TASK TO COMPLETE: Below is a listing; copy all of it exactly.

(Collection entries)

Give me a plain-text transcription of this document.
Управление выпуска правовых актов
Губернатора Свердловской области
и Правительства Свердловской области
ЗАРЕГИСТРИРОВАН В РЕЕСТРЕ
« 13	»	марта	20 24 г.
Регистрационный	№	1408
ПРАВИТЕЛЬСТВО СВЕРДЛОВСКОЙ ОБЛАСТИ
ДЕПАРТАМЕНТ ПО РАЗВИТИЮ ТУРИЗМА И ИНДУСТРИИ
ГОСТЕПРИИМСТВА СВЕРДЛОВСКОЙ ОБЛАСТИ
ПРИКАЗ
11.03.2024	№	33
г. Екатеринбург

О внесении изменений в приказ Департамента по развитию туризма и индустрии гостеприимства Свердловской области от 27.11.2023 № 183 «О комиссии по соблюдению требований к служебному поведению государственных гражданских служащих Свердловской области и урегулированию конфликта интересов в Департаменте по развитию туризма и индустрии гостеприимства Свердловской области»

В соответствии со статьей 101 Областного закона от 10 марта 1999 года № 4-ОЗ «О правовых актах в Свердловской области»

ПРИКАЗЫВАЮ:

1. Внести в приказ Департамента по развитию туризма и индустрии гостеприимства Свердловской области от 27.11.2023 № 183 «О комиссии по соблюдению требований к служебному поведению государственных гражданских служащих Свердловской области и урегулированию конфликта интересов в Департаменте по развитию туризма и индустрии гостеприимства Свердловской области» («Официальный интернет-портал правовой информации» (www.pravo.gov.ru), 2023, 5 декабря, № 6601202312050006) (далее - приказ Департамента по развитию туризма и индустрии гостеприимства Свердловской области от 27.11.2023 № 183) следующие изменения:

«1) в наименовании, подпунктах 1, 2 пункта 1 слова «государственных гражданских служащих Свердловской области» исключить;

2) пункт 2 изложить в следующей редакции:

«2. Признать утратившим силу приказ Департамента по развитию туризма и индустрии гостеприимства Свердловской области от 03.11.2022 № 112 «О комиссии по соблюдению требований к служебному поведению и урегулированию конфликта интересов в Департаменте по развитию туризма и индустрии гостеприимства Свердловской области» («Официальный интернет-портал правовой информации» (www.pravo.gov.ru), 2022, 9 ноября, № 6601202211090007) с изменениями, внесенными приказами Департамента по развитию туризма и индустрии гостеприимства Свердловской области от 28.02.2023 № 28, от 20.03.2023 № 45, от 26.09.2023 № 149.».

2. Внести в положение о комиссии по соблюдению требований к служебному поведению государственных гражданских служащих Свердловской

SOLUTION TO THIS PROBLEM:
Give me a plain-text transcription of this document.
Управление выпуска правовых актов
Губернатора Свердловской области
и Правительства Свердловской области
ЗАРЕГИСТРИРОВАН В РЕЕСТРЕ
« 13	»	марта	20 24 г.
Регистрационный	№	1408
ПРАВИТЕЛЬСТВО СВЕРДЛОВСКОЙ ОБЛАСТИ
ДЕПАРТАМЕНТ ПО РАЗВИТИЮ ТУРИЗМА И ИНДУСТРИИ
ГОСТЕПРИИМСТВА СВЕРДЛОВСКОЙ ОБЛАСТИ
ПРИКАЗ
11.03.2024	№	33
г. Екатеринбург

О внесении изменений в приказ Департамента по развитию туризма и индустрии гостеприимства Свердловской области от 27.11.2023 № 183 «О комиссии по соблюдению требований к служебному поведению государственных гражданских служащих Свердловской области и урегулированию конфликта интересов в Департаменте по развитию туризма и индустрии гостеприимства Свердловской области»

В соответствии со статьей 101 Областного закона от 10 марта 1999 года № 4-ОЗ «О правовых актах в Свердловской области»

ПРИКАЗЫВАЮ:

1. Внести в приказ Департамента по развитию туризма и индустрии гостеприимства Свердловской области от 27.11.2023 № 183 «О комиссии по соблюдению требований к служебному поведению государственных гражданских служащих Свердловской области и урегулированию конфликта интересов в Департаменте по развитию туризма и индустрии гостеприимства Свердловской области» («Официальный интернет-портал правовой информации» (www.pravo.gov.ru), 2023, 5 декабря, № 6601202312050006) (далее - приказ Департамента по развитию туризма и индустрии гостеприимства Свердловской области от 27.11.2023 № 183) следующие изменения:

«1) в наименовании, подпунктах 1, 2 пункта 1 слова «государственных гражданских служащих Свердловской области» исключить;

2) пункт 2 изложить в следующей редакции:

«2. Признать утратившим силу приказ Департамента по развитию туризма и индустрии гостеприимства Свердловской области от 03.11.2022 № 112 «О комиссии по соблюдению требований к служебному поведению и урегулированию конфликта интересов в Департаменте по развитию туризма и индустрии гостеприимства Свердловской области» («Официальный интернет-портал правовой информации» (www.pravo.gov.ru), 2022, 9 ноября, № 6601202211090007) с изменениями, внесенными приказами Департамента по развитию туризма и индустрии гостеприимства Свердловской области от 28.02.2023 № 28, от 20.03.2023 № 45, от 26.09.2023 № 149.».

2. Внести в положение о комиссии по соблюдению требований к служебному поведению государственных гражданских служащих Свердловской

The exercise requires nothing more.